**TASK GOAL**
Retype every entry word for word.

**TASK INPUT**

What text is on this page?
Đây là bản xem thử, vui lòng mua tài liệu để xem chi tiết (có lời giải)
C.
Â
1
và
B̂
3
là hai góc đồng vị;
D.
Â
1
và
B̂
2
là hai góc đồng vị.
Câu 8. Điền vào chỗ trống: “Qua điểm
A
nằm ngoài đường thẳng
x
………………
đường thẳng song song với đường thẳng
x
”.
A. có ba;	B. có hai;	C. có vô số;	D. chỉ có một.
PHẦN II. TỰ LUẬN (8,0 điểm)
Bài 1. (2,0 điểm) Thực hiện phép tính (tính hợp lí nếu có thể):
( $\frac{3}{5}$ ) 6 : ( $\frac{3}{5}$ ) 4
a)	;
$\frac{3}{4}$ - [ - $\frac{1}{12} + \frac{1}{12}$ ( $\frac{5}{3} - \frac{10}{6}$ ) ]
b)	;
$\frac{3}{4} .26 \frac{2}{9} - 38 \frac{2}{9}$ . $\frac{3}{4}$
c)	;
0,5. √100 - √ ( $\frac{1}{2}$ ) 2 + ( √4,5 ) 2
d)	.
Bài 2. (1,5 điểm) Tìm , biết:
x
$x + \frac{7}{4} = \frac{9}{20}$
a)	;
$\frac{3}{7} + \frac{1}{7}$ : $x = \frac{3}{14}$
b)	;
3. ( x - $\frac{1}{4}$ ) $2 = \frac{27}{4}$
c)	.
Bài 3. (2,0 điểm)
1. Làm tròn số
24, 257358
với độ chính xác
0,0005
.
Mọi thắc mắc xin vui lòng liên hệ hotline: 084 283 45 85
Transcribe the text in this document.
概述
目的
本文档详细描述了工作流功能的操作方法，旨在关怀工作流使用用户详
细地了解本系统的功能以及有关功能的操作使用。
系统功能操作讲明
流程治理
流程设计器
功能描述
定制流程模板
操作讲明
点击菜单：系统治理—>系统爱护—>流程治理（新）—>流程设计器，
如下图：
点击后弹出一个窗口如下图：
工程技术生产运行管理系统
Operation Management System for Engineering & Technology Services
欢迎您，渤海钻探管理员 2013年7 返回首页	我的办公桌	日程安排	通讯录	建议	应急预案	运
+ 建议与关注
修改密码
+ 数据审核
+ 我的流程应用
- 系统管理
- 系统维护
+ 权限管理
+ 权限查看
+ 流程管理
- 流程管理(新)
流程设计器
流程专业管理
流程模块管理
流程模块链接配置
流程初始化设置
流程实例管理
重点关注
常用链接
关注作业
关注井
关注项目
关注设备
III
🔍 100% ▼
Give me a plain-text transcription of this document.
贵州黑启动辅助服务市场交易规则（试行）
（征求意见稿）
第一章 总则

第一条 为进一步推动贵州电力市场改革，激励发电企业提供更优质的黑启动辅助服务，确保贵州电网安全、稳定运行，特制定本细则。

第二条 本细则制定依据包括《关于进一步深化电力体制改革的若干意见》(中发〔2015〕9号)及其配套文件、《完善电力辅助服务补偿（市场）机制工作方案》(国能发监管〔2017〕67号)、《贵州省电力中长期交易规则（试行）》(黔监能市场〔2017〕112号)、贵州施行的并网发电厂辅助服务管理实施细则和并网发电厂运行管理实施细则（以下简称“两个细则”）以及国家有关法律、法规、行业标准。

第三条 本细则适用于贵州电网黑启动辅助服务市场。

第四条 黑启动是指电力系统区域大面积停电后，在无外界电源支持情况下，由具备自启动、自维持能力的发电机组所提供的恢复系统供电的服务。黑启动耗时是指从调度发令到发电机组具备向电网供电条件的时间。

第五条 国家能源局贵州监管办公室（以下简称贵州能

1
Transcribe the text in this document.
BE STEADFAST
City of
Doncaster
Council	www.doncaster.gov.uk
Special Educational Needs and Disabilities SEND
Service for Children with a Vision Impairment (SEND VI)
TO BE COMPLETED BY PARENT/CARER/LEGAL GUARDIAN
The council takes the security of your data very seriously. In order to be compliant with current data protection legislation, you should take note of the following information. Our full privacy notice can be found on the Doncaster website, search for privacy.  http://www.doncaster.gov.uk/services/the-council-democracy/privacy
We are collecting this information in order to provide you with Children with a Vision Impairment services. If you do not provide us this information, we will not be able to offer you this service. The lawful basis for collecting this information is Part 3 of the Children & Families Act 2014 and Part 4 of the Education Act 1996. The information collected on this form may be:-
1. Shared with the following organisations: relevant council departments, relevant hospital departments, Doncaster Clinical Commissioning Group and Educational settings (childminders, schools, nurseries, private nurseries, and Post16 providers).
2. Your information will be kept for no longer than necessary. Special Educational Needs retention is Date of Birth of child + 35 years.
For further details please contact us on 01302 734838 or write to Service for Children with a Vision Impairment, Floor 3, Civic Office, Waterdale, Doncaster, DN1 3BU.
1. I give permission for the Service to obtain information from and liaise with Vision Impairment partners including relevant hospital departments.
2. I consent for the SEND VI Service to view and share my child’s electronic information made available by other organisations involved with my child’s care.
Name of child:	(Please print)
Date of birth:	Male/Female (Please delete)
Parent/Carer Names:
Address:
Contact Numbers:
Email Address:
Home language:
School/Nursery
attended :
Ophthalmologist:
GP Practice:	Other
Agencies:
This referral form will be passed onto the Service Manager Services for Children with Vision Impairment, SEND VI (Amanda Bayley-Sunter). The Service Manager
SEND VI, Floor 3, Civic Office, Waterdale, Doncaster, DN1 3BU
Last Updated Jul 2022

**RESPONSE TO THIS EXERCISE**
What text is on this page?
Đây là bản xem thử, vui lòng mua tài liệu để xem chi tiết (có lời giải)
C.
Â
1
và
B̂
3
là hai góc đồng vị;
D.
Â
1
và
B̂
2
là hai góc đồng vị.
Câu 8. Điền vào chỗ trống: “Qua điểm
A
nằm ngoài đường thẳng
x
………………
đường thẳng song song với đường thẳng
x
”.
A. có ba;	B. có hai;	C. có vô số;	D. chỉ có một.
PHẦN II. TỰ LUẬN (8,0 điểm)
Bài 1. (2,0 điểm) Thực hiện phép tính (tính hợp lí nếu có thể):
( $\frac{3}{5}$ ) 6 : ( $\frac{3}{5}$ ) 4
a)	;
$\frac{3}{4}$ - [ - $\frac{1}{12} + \frac{1}{12}$ ( $\frac{5}{3} - \frac{10}{6}$ ) ]
b)	;
$\frac{3}{4} .26 \frac{2}{9} - 38 \frac{2}{9}$ . $\frac{3}{4}$
c)	;
0,5. √100 - √ ( $\frac{1}{2}$ ) 2 + ( √4,5 ) 2
d)	.
Bài 2. (1,5 điểm) Tìm , biết:
x
$x + \frac{7}{4} = \frac{9}{20}$
a)	;
$\frac{3}{7} + \frac{1}{7}$ : $x = \frac{3}{14}$
b)	;
3. ( x - $\frac{1}{4}$ ) $2 = \frac{27}{4}$
c)	.
Bài 3. (2,0 điểm)
1. Làm tròn số
24, 257358
với độ chính xác
0,0005
.
Mọi thắc mắc xin vui lòng liên hệ hotline: 084 283 45 85
Transcribe the text in this document.
概述
目的
本文档详细描述了工作流功能的操作方法，旨在关怀工作流使用用户详
细地了解本系统的功能以及有关功能的操作使用。
系统功能操作讲明
流程治理
流程设计器
功能描述
定制流程模板
操作讲明
点击菜单：系统治理—>系统爱护—>流程治理（新）—>流程设计器，
如下图：
点击后弹出一个窗口如下图：
工程技术生产运行管理系统
Operation Management System for Engineering & Technology Services
欢迎您，渤海钻探管理员 2013年7 返回首页	我的办公桌	日程安排	通讯录	建议	应急预案	运
+ 建议与关注
修改密码
+ 数据审核
+ 我的流程应用
- 系统管理
- 系统维护
+ 权限管理
+ 权限查看
+ 流程管理
- 流程管理(新)
流程设计器
流程专业管理
流程模块管理
流程模块链接配置
流程初始化设置
流程实例管理
重点关注
常用链接
关注作业
关注井
关注项目
关注设备
III
🔍 100% ▼
Give me a plain-text transcription of this document.
贵州黑启动辅助服务市场交易规则（试行）
（征求意见稿）
第一章 总则

第一条 为进一步推动贵州电力市场改革，激励发电企业提供更优质的黑启动辅助服务，确保贵州电网安全、稳定运行，特制定本细则。

第二条 本细则制定依据包括《关于进一步深化电力体制改革的若干意见》(中发〔2015〕9号)及其配套文件、《完善电力辅助服务补偿（市场）机制工作方案》(国能发监管〔2017〕67号)、《贵州省电力中长期交易规则（试行）》(黔监能市场〔2017〕112号)、贵州施行的并网发电厂辅助服务管理实施细则和并网发电厂运行管理实施细则（以下简称“两个细则”）以及国家有关法律、法规、行业标准。

第三条 本细则适用于贵州电网黑启动辅助服务市场。

第四条 黑启动是指电力系统区域大面积停电后，在无外界电源支持情况下，由具备自启动、自维持能力的发电机组所提供的恢复系统供电的服务。黑启动耗时是指从调度发令到发电机组具备向电网供电条件的时间。

第五条 国家能源局贵州监管办公室（以下简称贵州能

1
Transcribe the text in this document.
BE STEADFAST
City of
Doncaster
Council	www.doncaster.gov.uk
Special Educational Needs and Disabilities SEND
Service for Children with a Vision Impairment (SEND VI)
TO BE COMPLETED BY PARENT/CARER/LEGAL GUARDIAN
The council takes the security of your data very seriously. In order to be compliant with current data protection legislation, you should take note of the following information. Our full privacy notice can be found on the Doncaster website, search for privacy.  http://www.doncaster.gov.uk/services/the-council-democracy/privacy
We are collecting this information in order to provide you with Children with a Vision Impairment services. If you do not provide us this information, we will not be able to offer you this service. The lawful basis for collecting this information is Part 3 of the Children & Families Act 2014 and Part 4 of the Education Act 1996. The information collected on this form may be:-
1. Shared with the following organisations: relevant council departments, relevant hospital departments, Doncaster Clinical Commissioning Group and Educational settings (childminders, schools, nurseries, private nurseries, and Post16 providers).
2. Your information will be kept for no longer than necessary. Special Educational Needs retention is Date of Birth of child + 35 years.
For further details please contact us on 01302 734838 or write to Service for Children with a Vision Impairment, Floor 3, Civic Office, Waterdale, Doncaster, DN1 3BU.
1. I give permission for the Service to obtain information from and liaise with Vision Impairment partners including relevant hospital departments.
2. I consent for the SEND VI Service to view and share my child’s electronic information made available by other organisations involved with my child’s care.
Name of child:	(Please print)
Date of birth:	Male/Female (Please delete)
Parent/Carer Names:
Address:
Contact Numbers:
Email Address:
Home language:
School/Nursery
attended :
Ophthalmologist:
GP Practice:	Other
Agencies:
This referral form will be passed onto the Service Manager Services for Children with Vision Impairment, SEND VI (Amanda Bayley-Sunter). The Service Manager
SEND VI, Floor 3, Civic Office, Waterdale, Doncaster, DN1 3BU
Last Updated Jul 2022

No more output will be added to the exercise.